(Stored data)
......
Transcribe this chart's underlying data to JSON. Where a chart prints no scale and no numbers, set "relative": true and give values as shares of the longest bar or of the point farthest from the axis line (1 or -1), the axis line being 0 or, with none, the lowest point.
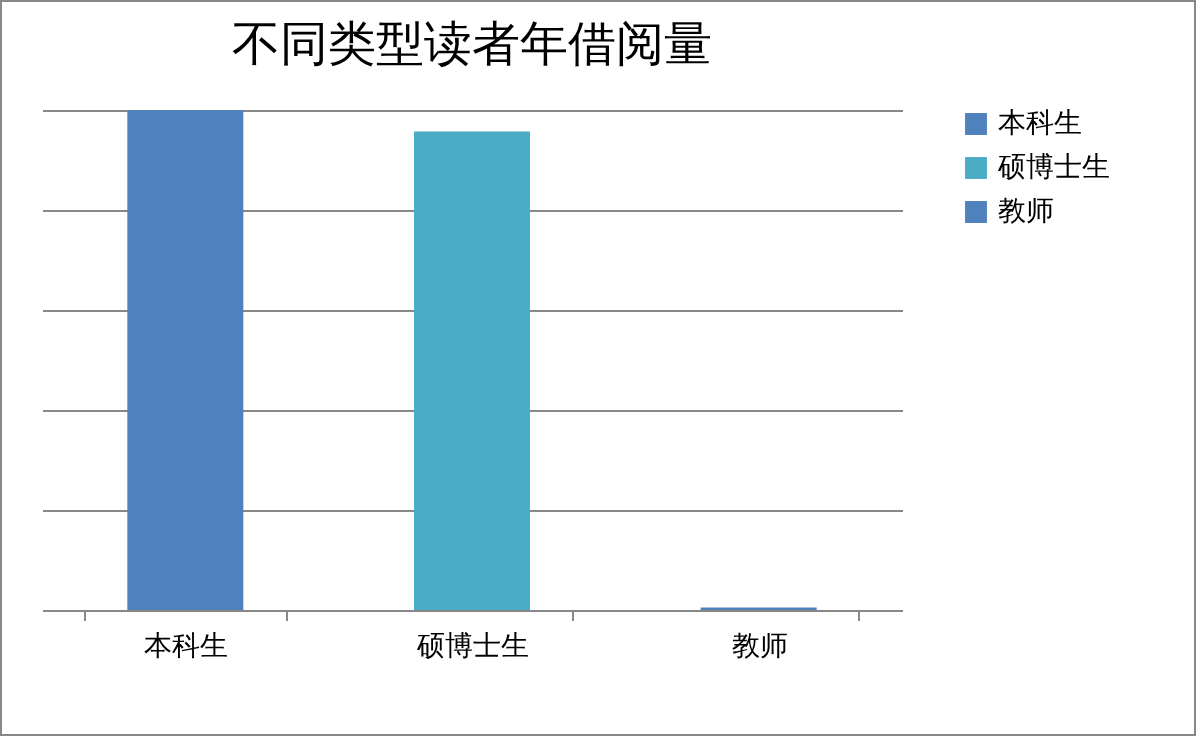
{
  "chart_data": {
    "type": "bar",
    "title": "不同类型读者年借阅量",
    "categories": [
      "本科生",
      "硕博士生",
      "教师"
    ],
    "series": [
      {
        "name": "本科生",
        "color": "#4f81bd",
        "values": [
          1,
          null,
          null
        ]
      },
      {
        "name": "硕博士生",
        "color": "#4bacc6",
        "values": [
          null,
          0.957,
          null
        ]
      },
      {
        "name": "教师",
        "color": "#4f81bd",
        "values": [
          null,
          null,
          0.005
        ]
      }
    ],
    "relative": true,
    "grid": "y",
    "legend": "right"
  }
}
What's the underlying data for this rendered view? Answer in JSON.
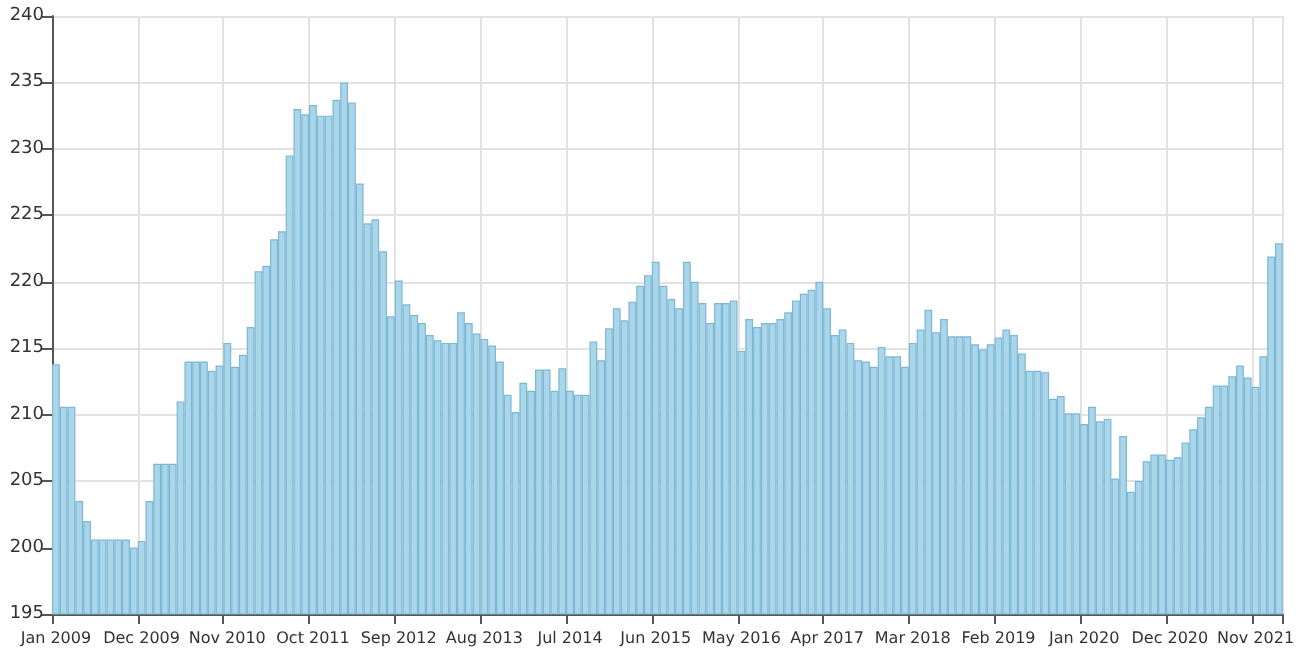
{
  "chart_data": {
    "type": "bar",
    "categories": [
      "Jan 2009",
      null,
      null,
      null,
      null,
      null,
      null,
      null,
      null,
      null,
      null,
      "Dec 2009",
      null,
      null,
      null,
      null,
      null,
      null,
      null,
      null,
      null,
      null,
      "Nov 2010",
      null,
      null,
      null,
      null,
      null,
      null,
      null,
      null,
      null,
      null,
      "Oct 2011",
      null,
      null,
      null,
      null,
      null,
      null,
      null,
      null,
      null,
      null,
      "Sep 2012",
      null,
      null,
      null,
      null,
      null,
      null,
      null,
      null,
      null,
      null,
      "Aug 2013",
      null,
      null,
      null,
      null,
      null,
      null,
      null,
      null,
      null,
      null,
      "Jul 2014",
      null,
      null,
      null,
      null,
      null,
      null,
      null,
      null,
      null,
      null,
      "Jun 2015",
      null,
      null,
      null,
      null,
      null,
      null,
      null,
      null,
      null,
      null,
      "May 2016",
      null,
      null,
      null,
      null,
      null,
      null,
      null,
      null,
      null,
      null,
      "Apr 2017",
      null,
      null,
      null,
      null,
      null,
      null,
      null,
      null,
      null,
      null,
      "Mar 2018",
      null,
      null,
      null,
      null,
      null,
      null,
      null,
      null,
      null,
      null,
      "Feb 2019",
      null,
      null,
      null,
      null,
      null,
      null,
      null,
      null,
      null,
      null,
      "Jan 2020",
      null,
      null,
      null,
      null,
      null,
      null,
      null,
      null,
      null,
      null,
      "Dec 2020",
      null,
      null,
      null,
      null,
      null,
      null,
      null,
      null,
      null,
      null,
      "Nov 2021",
      null,
      null,
      null
    ],
    "values": [
      213.8,
      210.6,
      210.6,
      203.5,
      202.0,
      200.6,
      200.6,
      200.6,
      200.6,
      200.6,
      200.0,
      200.5,
      203.5,
      206.3,
      206.3,
      206.3,
      211.0,
      214.0,
      214.0,
      214.0,
      213.3,
      213.7,
      215.4,
      213.6,
      214.5,
      216.6,
      220.8,
      221.2,
      223.2,
      223.8,
      229.5,
      233.0,
      232.6,
      233.3,
      232.5,
      232.5,
      233.7,
      235.0,
      233.5,
      227.4,
      224.4,
      224.7,
      222.3,
      217.4,
      220.1,
      218.3,
      217.5,
      216.9,
      216.0,
      215.6,
      215.4,
      215.4,
      217.7,
      216.9,
      216.1,
      215.7,
      215.2,
      214.0,
      211.5,
      210.2,
      212.4,
      211.8,
      213.4,
      213.4,
      211.8,
      213.5,
      211.8,
      211.5,
      211.5,
      215.5,
      214.1,
      216.5,
      218.0,
      217.1,
      218.5,
      219.7,
      220.5,
      221.5,
      219.7,
      218.7,
      218.0,
      221.5,
      220.0,
      218.4,
      216.9,
      218.4,
      218.4,
      218.6,
      214.8,
      217.2,
      216.6,
      216.9,
      216.9,
      217.2,
      217.7,
      218.6,
      219.1,
      219.4,
      220.0,
      218.0,
      216.0,
      216.4,
      215.4,
      214.1,
      214.0,
      213.6,
      215.1,
      214.4,
      214.4,
      213.6,
      215.4,
      216.4,
      217.9,
      216.2,
      217.2,
      215.9,
      215.9,
      215.9,
      215.3,
      214.9,
      215.3,
      215.8,
      216.4,
      216.0,
      214.6,
      213.3,
      213.3,
      213.2,
      211.2,
      211.4,
      210.1,
      210.1,
      209.3,
      210.6,
      209.5,
      209.7,
      205.2,
      208.4,
      204.2,
      205.0,
      206.5,
      207.0,
      207.0,
      206.6,
      206.8,
      207.9,
      208.9,
      209.8,
      210.6,
      212.2,
      212.2,
      212.9,
      213.7,
      212.8,
      212.1,
      214.4,
      221.9,
      222.9
    ],
    "color": "#a9d6ea",
    "ylim": [
      195,
      240
    ],
    "yticks": [
      195,
      200,
      205,
      210,
      215,
      220,
      225,
      230,
      235,
      240
    ],
    "grid": true
  }
}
......
PROBLEM TO WORK ON: Go over the data above and copy every line that has the word "true" in it.

CORRECT OUTPUT:
Transcribe this chart's underlying data to JSON. Where a chart prints no scale and no numbers, set "relative": true and give values as shares of the longest bar or of the point farthest from the axis line (1 or -1), the axis line being 0 or, with none, the lowest point.
    "relative": true,
    "grid": true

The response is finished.